*EXERCISE DESCRIPTION*:
Every record below is to be retyped exactly.

-------------------------

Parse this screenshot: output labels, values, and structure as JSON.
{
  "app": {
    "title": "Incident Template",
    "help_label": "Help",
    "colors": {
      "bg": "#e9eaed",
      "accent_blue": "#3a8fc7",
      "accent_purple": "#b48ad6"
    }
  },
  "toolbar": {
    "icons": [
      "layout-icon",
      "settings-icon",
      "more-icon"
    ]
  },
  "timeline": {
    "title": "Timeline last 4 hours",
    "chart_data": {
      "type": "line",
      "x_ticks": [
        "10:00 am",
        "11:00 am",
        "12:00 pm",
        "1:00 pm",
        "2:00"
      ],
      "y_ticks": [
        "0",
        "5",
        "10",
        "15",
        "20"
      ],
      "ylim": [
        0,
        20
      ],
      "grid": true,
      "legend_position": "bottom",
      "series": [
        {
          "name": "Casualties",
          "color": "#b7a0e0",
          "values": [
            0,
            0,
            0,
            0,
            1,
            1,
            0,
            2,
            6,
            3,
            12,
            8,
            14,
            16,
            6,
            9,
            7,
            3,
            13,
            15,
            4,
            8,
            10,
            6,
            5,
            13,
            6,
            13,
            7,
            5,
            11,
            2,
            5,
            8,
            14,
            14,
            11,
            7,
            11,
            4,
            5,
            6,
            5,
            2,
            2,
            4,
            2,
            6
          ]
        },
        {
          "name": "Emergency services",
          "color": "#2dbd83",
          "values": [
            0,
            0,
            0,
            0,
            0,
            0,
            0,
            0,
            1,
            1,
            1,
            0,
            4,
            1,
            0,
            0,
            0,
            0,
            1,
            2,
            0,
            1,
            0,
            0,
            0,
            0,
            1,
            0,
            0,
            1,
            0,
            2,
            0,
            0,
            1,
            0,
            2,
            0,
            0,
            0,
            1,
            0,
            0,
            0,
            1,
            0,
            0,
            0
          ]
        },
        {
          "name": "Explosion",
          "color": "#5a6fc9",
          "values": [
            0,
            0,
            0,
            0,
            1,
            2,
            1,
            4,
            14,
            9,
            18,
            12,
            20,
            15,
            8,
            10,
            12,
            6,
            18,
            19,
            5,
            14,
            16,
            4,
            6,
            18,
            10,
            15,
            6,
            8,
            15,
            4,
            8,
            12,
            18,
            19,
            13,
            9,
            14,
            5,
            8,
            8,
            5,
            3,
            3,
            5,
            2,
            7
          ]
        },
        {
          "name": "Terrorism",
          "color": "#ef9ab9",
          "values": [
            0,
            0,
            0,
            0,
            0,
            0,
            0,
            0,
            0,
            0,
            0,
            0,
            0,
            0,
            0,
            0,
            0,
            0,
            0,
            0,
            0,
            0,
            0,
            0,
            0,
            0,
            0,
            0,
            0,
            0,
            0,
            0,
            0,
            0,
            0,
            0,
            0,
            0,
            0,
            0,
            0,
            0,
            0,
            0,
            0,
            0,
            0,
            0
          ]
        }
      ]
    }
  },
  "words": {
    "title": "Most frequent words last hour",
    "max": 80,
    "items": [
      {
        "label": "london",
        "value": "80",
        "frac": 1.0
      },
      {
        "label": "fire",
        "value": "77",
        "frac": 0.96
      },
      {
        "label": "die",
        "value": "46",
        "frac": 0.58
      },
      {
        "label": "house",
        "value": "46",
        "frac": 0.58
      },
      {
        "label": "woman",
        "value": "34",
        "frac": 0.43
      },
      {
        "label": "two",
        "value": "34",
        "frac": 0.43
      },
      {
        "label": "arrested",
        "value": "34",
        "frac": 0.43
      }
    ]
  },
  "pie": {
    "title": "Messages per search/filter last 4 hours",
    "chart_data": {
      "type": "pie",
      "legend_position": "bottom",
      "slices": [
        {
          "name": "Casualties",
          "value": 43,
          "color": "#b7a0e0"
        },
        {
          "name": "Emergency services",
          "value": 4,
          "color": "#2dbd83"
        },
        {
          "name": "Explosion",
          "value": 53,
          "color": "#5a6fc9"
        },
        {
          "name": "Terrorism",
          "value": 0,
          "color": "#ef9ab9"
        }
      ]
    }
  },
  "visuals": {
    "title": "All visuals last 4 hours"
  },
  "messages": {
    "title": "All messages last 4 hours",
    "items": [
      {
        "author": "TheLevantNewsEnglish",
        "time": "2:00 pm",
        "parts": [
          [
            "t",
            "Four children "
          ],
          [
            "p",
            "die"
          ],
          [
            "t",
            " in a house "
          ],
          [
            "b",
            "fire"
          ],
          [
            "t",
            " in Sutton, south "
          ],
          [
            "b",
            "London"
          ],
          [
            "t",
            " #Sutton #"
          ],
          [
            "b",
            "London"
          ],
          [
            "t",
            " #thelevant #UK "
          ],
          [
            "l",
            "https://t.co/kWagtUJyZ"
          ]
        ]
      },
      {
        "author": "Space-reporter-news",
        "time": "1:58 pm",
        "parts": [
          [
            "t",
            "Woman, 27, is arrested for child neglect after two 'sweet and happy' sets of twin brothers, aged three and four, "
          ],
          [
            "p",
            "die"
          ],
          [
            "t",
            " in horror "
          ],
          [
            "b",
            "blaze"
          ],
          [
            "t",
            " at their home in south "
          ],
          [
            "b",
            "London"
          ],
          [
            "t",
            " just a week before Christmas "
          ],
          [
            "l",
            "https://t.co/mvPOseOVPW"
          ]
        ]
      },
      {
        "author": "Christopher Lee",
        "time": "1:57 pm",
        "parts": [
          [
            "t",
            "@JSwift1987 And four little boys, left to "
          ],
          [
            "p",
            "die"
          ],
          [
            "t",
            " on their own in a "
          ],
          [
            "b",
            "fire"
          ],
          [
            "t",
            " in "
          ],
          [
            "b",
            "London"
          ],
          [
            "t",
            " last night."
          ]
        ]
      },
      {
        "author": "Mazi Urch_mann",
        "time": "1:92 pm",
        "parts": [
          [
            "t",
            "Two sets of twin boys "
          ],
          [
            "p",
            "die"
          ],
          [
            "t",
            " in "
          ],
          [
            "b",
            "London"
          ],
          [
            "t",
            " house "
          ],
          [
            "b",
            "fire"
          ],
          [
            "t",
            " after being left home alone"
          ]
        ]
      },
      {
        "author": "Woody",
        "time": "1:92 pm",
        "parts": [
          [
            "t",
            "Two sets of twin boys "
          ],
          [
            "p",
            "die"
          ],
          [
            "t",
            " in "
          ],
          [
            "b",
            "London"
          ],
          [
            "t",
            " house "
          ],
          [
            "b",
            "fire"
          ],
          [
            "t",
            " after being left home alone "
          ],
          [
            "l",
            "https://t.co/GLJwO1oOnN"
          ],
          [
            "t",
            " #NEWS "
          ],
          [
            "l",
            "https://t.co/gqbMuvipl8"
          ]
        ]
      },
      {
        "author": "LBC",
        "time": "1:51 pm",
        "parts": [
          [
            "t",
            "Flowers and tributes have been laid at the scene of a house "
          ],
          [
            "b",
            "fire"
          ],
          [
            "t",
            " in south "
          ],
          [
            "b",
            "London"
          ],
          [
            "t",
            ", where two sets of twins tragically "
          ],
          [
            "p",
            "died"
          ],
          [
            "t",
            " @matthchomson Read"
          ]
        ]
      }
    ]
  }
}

-------------------------

*FULL RESPONSE*:
Parse this screenshot: output labels, values, and structure as JSON.
{
  "app": {
    "title": "Incident Template",
    "help_label": "Help",
    "colors": {
      "bg": "#e9eaed",
      "accent_blue": "#3a8fc7",
      "accent_purple": "#b48ad6"
    }
  },
  "toolbar": {
    "icons": [
      "layout-icon",
      "settings-icon",
      "more-icon"
    ]
  },
  "timeline": {
    "title": "Timeline last 4 hours",
    "chart_data": {
      "type": "line",
      "x_ticks": [
        "10:00 am",
        "11:00 am",
        "12:00 pm",
        "1:00 pm",
        "2:00"
      ],
      "y_ticks": [
        "0",
        "5",
        "10",
        "15",
        "20"
      ],
      "ylim": [
        0,
        20
      ],
      "grid": true,
      "legend_position": "bottom",
      "series": [
        {
          "name": "Casualties",
          "color": "#b7a0e0",
          "values": [
            0,
            0,
            0,
            0,
            1,
            1,
            0,
            2,
            6,
            3,
            12,
            8,
            14,
            16,
            6,
            9,
            7,
            3,
            13,
            15,
            4,
            8,
            10,
            6,
            5,
            13,
            6,
            13,
            7,
            5,
            11,
            2,
            5,
            8,
            14,
            14,
            11,
            7,
            11,
            4,
            5,
            6,
            5,
            2,
            2,
            4,
            2,
            6
          ]
        },
        {
          "name": "Emergency services",
          "color": "#2dbd83",
          "values": [
            0,
            0,
            0,
            0,
            0,
            0,
            0,
            0,
            1,
            1,
            1,
            0,
            4,
            1,
            0,
            0,
            0,
            0,
            1,
            2,
            0,
            1,
            0,
            0,
            0,
            0,
            1,
            0,
            0,
            1,
            0,
            2,
            0,
            0,
            1,
            0,
            2,
            0,
            0,
            0,
            1,
            0,
            0,
            0,
            1,
            0,
            0,
            0
          ]
        },
        {
          "name": "Explosion",
          "color": "#5a6fc9",
          "values": [
            0,
            0,
            0,
            0,
            1,
            2,
            1,
            4,
            14,
            9,
            18,
            12,
            20,
            15,
            8,
            10,
            12,
            6,
            18,
            19,
            5,
            14,
            16,
            4,
            6,
            18,
            10,
            15,
            6,
            8,
            15,
            4,
            8,
            12,
            18,
            19,
            13,
            9,
            14,
            5,
            8,
            8,
            5,
            3,
            3,
            5,
            2,
            7
          ]
        },
        {
          "name": "Terrorism",
          "color": "#ef9ab9",
          "values": [
            0,
            0,
            0,
            0,
            0,
            0,
            0,
            0,
            0,
            0,
            0,
            0,
            0,
            0,
            0,
            0,
            0,
            0,
            0,
            0,
            0,
            0,
            0,
            0,
            0,
            0,
            0,
            0,
            0,
            0,
            0,
            0,
            0,
            0,
            0,
            0,
            0,
            0,
            0,
            0,
            0,
            0,
            0,
            0,
            0,
            0,
            0,
            0
          ]
        }
      ]
    }
  },
  "words": {
    "title": "Most frequent words last hour",
    "max": 80,
    "items": [
      {
        "label": "london",
        "value": "80",
        "frac": 1.0
      },
      {
        "label": "fire",
        "value": "77",
        "frac": 0.96
      },
      {
        "label": "die",
        "value": "46",
        "frac": 0.58
      },
      {
        "label": "house",
        "value": "46",
        "frac": 0.58
      },
      {
        "label": "woman",
        "value": "34",
        "frac": 0.43
      },
      {
        "label": "two",
        "value": "34",
        "frac": 0.43
      },
      {
        "label": "arrested",
        "value": "34",
        "frac": 0.43
      }
    ]
  },
  "pie": {
    "title": "Messages per search/filter last 4 hours",
    "chart_data": {
      "type": "pie",
      "legend_position": "bottom",
      "slices": [
        {
          "name": "Casualties",
          "value": 43,
          "color": "#b7a0e0"
        },
        {
          "name": "Emergency services",
          "value": 4,
          "color": "#2dbd83"
        },
        {
          "name": "Explosion",
          "value": 53,
          "color": "#5a6fc9"
        },
        {
          "name": "Terrorism",
          "value": 0,
          "color": "#ef9ab9"
        }
      ]
    }
  },
  "visuals": {
    "title": "All visuals last 4 hours"
  },
  "messages": {
    "title": "All messages last 4 hours",
    "items": [
      {
        "author": "TheLevantNewsEnglish",
        "time": "2:00 pm",
        "parts": [
          [
            "t",
            "Four children "
          ],
          [
            "p",
            "die"
          ],
          [
            "t",
            " in a house "
          ],
          [
            "b",
            "fire"
          ],
          [
            "t",
            " in Sutton, south "
          ],
          [
            "b",
            "London"
          ],
          [
            "t",
            " #Sutton #"
          ],
          [
            "b",
            "London"
          ],
          [
            "t",
            " #thelevant #UK "
          ],
          [
            "l",
            "https://t.co/kWagtUJyZ"
          ]
        ]
      },
      {
        "author": "Space-reporter-news",
        "time": "1:58 pm",
        "parts": [
          [
            "t",
            "Woman, 27, is arrested for child neglect after two 'sweet and happy' sets of twin brothers, aged three and four, "
          ],
          [
            "p",
            "die"
          ],
          [
            "t",
            " in horror "
          ],
          [
            "b",
            "blaze"
          ],
          [
            "t",
            " at their home in south "
          ],
          [
            "b",
            "London"
          ],
          [
            "t",
            " just a week before Christmas "
          ],
          [
            "l",
            "https://t.co/mvPOseOVPW"
          ]
        ]
      },
      {
        "author": "Christopher Lee",
        "time": "1:57 pm",
        "parts": [
          [
            "t",
            "@JSwift1987 And four little boys, left to "
          ],
          [
            "p",
            "die"
          ],
          [
            "t",
            " on their own in a "
          ],
          [
            "b",
            "fire"
          ],
          [
            "t",
            " in "
          ],
          [
            "b",
            "London"
          ],
          [
            "t",
            " last night."
          ]
        ]
      },
      {
        "author": "Mazi Urch_mann",
        "time": "1:92 pm",
        "parts": [
          [
            "t",
            "Two sets of twin boys "
          ],
          [
            "p",
            "die"
          ],
          [
            "t",
            " in "
          ],
          [
            "b",
            "London"
          ],
          [
            "t",
            " house "
          ],
          [
            "b",
            "fire"
          ],
          [
            "t",
            " after being left home alone"
          ]
        ]
      },
      {
        "author": "Woody",
        "time": "1:92 pm",
        "parts": [
          [
            "t",
            "Two sets of twin boys "
          ],
          [
            "p",
            "die"
          ],
          [
            "t",
            " in "
          ],
          [
            "b",
            "London"
          ],
          [
            "t",
            " house "
          ],
          [
            "b",
            "fire"
          ],
          [
            "t",
            " after being left home alone "
          ],
          [
            "l",
            "https://t.co/GLJwO1oOnN"
          ],
          [
            "t",
            " #NEWS "
          ],
          [
            "l",
            "https://t.co/gqbMuvipl8"
          ]
        ]
      },
      {
        "author": "LBC",
        "time": "1:51 pm",
        "parts": [
          [
            "t",
            "Flowers and tributes have been laid at the scene of a house "
          ],
          [
            "b",
            "fire"
          ],
          [
            "t",
            " in south "
          ],
          [
            "b",
            "London"
          ],
          [
            "t",
            ", where two sets of twins tragically "
          ],
          [
            "p",
            "died"
          ],
          [
            "t",
            " @matthchomson Read"
          ]
        ]
      }
    ]
  }
}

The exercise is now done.